Written problem -
Leave out the pictures and repeat everything else in the records exactly.

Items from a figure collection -
★ ★ ★ ★
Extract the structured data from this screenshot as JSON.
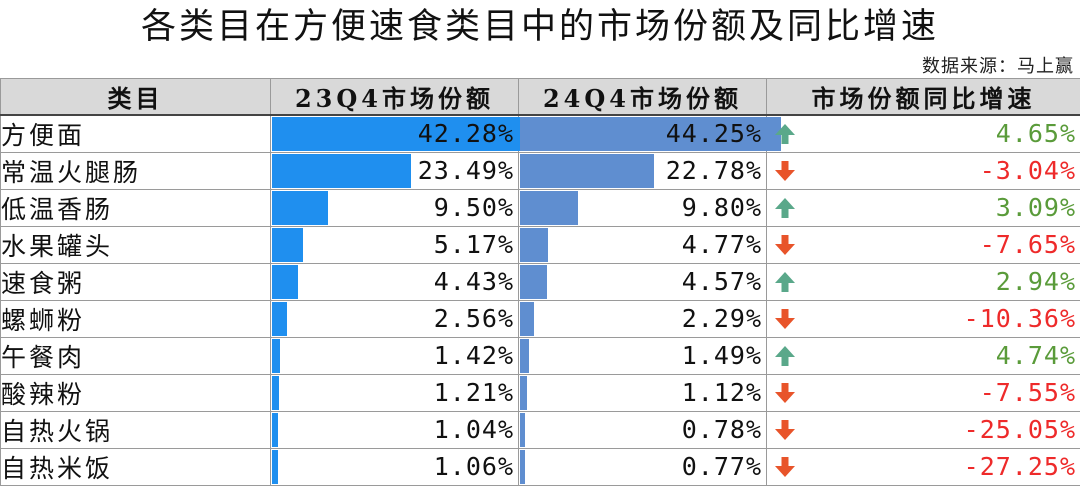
{
  "title": "各类目在方便速食类目中的市场份额及同比增速",
  "source": "数据来源：马上赢",
  "headers": [
    "类目",
    "23Q4市场份额",
    "24Q4市场份额",
    "市场份额同比增速"
  ],
  "colors": {
    "bar_23q4": "#1f8fef",
    "bar_24q4": "#5f8ed0",
    "up": "#5a9b3a",
    "down": "#ee2a2a",
    "header_bg": "#d9d9d9"
  },
  "chart_data": {
    "type": "table",
    "title": "各类目在方便速食类目中的市场份额及同比增速",
    "columns": [
      "类目",
      "23Q4市场份额",
      "24Q4市场份额",
      "市场份额同比增速"
    ],
    "rows": [
      {
        "category": "方便面",
        "share_23q4": "42.28%",
        "share_24q4": "44.25%",
        "yoy": "4.65%",
        "direction": "up"
      },
      {
        "category": "常温火腿肠",
        "share_23q4": "23.49%",
        "share_24q4": "22.78%",
        "yoy": "-3.04%",
        "direction": "down"
      },
      {
        "category": "低温香肠",
        "share_23q4": "9.50%",
        "share_24q4": "9.80%",
        "yoy": "3.09%",
        "direction": "up"
      },
      {
        "category": "水果罐头",
        "share_23q4": "5.17%",
        "share_24q4": "4.77%",
        "yoy": "-7.65%",
        "direction": "down"
      },
      {
        "category": "速食粥",
        "share_23q4": "4.43%",
        "share_24q4": "4.57%",
        "yoy": "2.94%",
        "direction": "up"
      },
      {
        "category": "螺蛳粉",
        "share_23q4": "2.56%",
        "share_24q4": "2.29%",
        "yoy": "-10.36%",
        "direction": "down"
      },
      {
        "category": "午餐肉",
        "share_23q4": "1.42%",
        "share_24q4": "1.49%",
        "yoy": "4.74%",
        "direction": "up"
      },
      {
        "category": "酸辣粉",
        "share_23q4": "1.21%",
        "share_24q4": "1.12%",
        "yoy": "-7.55%",
        "direction": "down"
      },
      {
        "category": "自热火锅",
        "share_23q4": "1.04%",
        "share_24q4": "0.78%",
        "yoy": "-25.05%",
        "direction": "down"
      },
      {
        "category": "自热米饭",
        "share_23q4": "1.06%",
        "share_24q4": "0.77%",
        "yoy": "-27.25%",
        "direction": "down"
      }
    ],
    "series": [
      {
        "name": "23Q4市场份额",
        "values": [
          42.28,
          23.49,
          9.5,
          5.17,
          4.43,
          2.56,
          1.42,
          1.21,
          1.04,
          1.06
        ]
      },
      {
        "name": "24Q4市场份额",
        "values": [
          44.25,
          22.78,
          9.8,
          4.77,
          4.57,
          2.29,
          1.49,
          1.12,
          0.78,
          0.77
        ]
      },
      {
        "name": "市场份额同比增速",
        "values": [
          4.65,
          -3.04,
          3.09,
          -7.65,
          2.94,
          -10.36,
          4.74,
          -7.55,
          -25.05,
          -27.25
        ]
      }
    ],
    "bar_scale_max": 100
  }
}
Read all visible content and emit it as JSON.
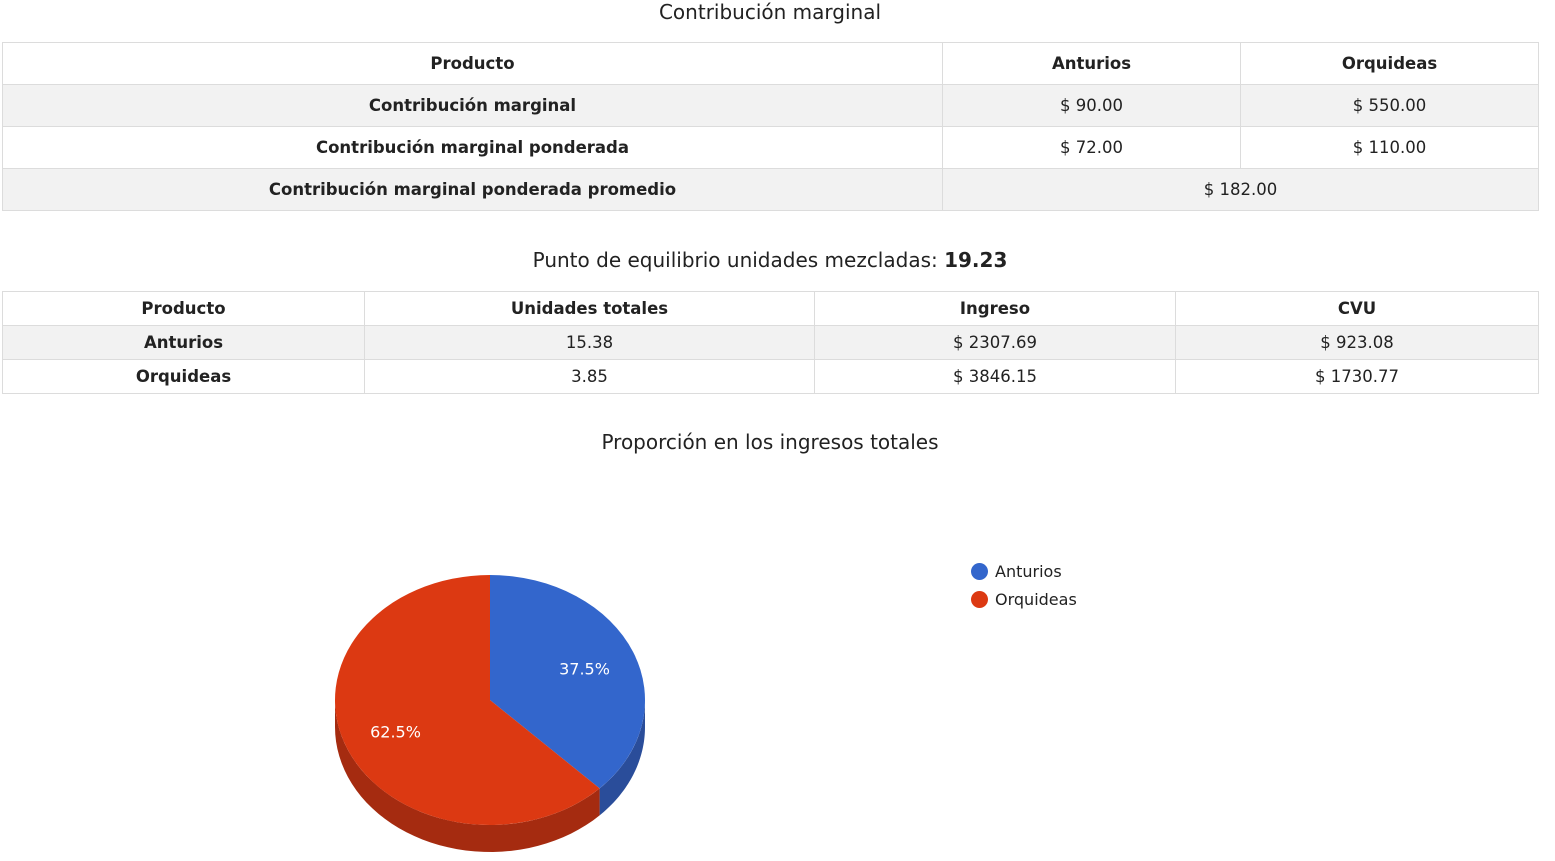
★ ★ ★ ★
The result -
Extract the structured data from this screenshot as JSON.
{
  "title": "各类目在方便速食类目中的市场份额及同比增速",
  "source": "数据来源：马上赢",
  "headers": [
    "类目",
    "23Q4市场份额",
    "24Q4市场份额",
    "市场份额同比增速"
  ],
  "colors": {
    "bar_23q4": "#1f8fef",
    "bar_24q4": "#5f8ed0",
    "up": "#5a9b3a",
    "down": "#ee2a2a",
    "header_bg": "#d9d9d9"
  },
  "chart_data": {
    "type": "table",
    "title": "各类目在方便速食类目中的市场份额及同比增速",
    "columns": [
      "类目",
      "23Q4市场份额",
      "24Q4市场份额",
      "市场份额同比增速"
    ],
    "rows": [
      {
        "category": "方便面",
        "share_23q4": "42.28%",
        "share_24q4": "44.25%",
        "yoy": "4.65%",
        "direction": "up"
      },
      {
        "category": "常温火腿肠",
        "share_23q4": "23.49%",
        "share_24q4": "22.78%",
        "yoy": "-3.04%",
        "direction": "down"
      },
      {
        "category": "低温香肠",
        "share_23q4": "9.50%",
        "share_24q4": "9.80%",
        "yoy": "3.09%",
        "direction": "up"
      },
      {
        "category": "水果罐头",
        "share_23q4": "5.17%",
        "share_24q4": "4.77%",
        "yoy": "-7.65%",
        "direction": "down"
      },
      {
        "category": "速食粥",
        "share_23q4": "4.43%",
        "share_24q4": "4.57%",
        "yoy": "2.94%",
        "direction": "up"
      },
      {
        "category": "螺蛳粉",
        "share_23q4": "2.56%",
        "share_24q4": "2.29%",
        "yoy": "-10.36%",
        "direction": "down"
      },
      {
        "category": "午餐肉",
        "share_23q4": "1.42%",
        "share_24q4": "1.49%",
        "yoy": "4.74%",
        "direction": "up"
      },
      {
        "category": "酸辣粉",
        "share_23q4": "1.21%",
        "share_24q4": "1.12%",
        "yoy": "-7.55%",
        "direction": "down"
      },
      {
        "category": "自热火锅",
        "share_23q4": "1.04%",
        "share_24q4": "0.78%",
        "yoy": "-25.05%",
        "direction": "down"
      },
      {
        "category": "自热米饭",
        "share_23q4": "1.06%",
        "share_24q4": "0.77%",
        "yoy": "-27.25%",
        "direction": "down"
      }
    ],
    "series": [
      {
        "name": "23Q4市场份额",
        "values": [
          42.28,
          23.49,
          9.5,
          5.17,
          4.43,
          2.56,
          1.42,
          1.21,
          1.04,
          1.06
        ]
      },
      {
        "name": "24Q4市场份额",
        "values": [
          44.25,
          22.78,
          9.8,
          4.77,
          4.57,
          2.29,
          1.49,
          1.12,
          0.78,
          0.77
        ]
      },
      {
        "name": "市场份额同比增速",
        "values": [
          4.65,
          -3.04,
          3.09,
          -7.65,
          2.94,
          -10.36,
          4.74,
          -7.55,
          -25.05,
          -27.25
        ]
      }
    ],
    "bar_scale_max": 100
  }
}
Read all visible content and emit it as JSON.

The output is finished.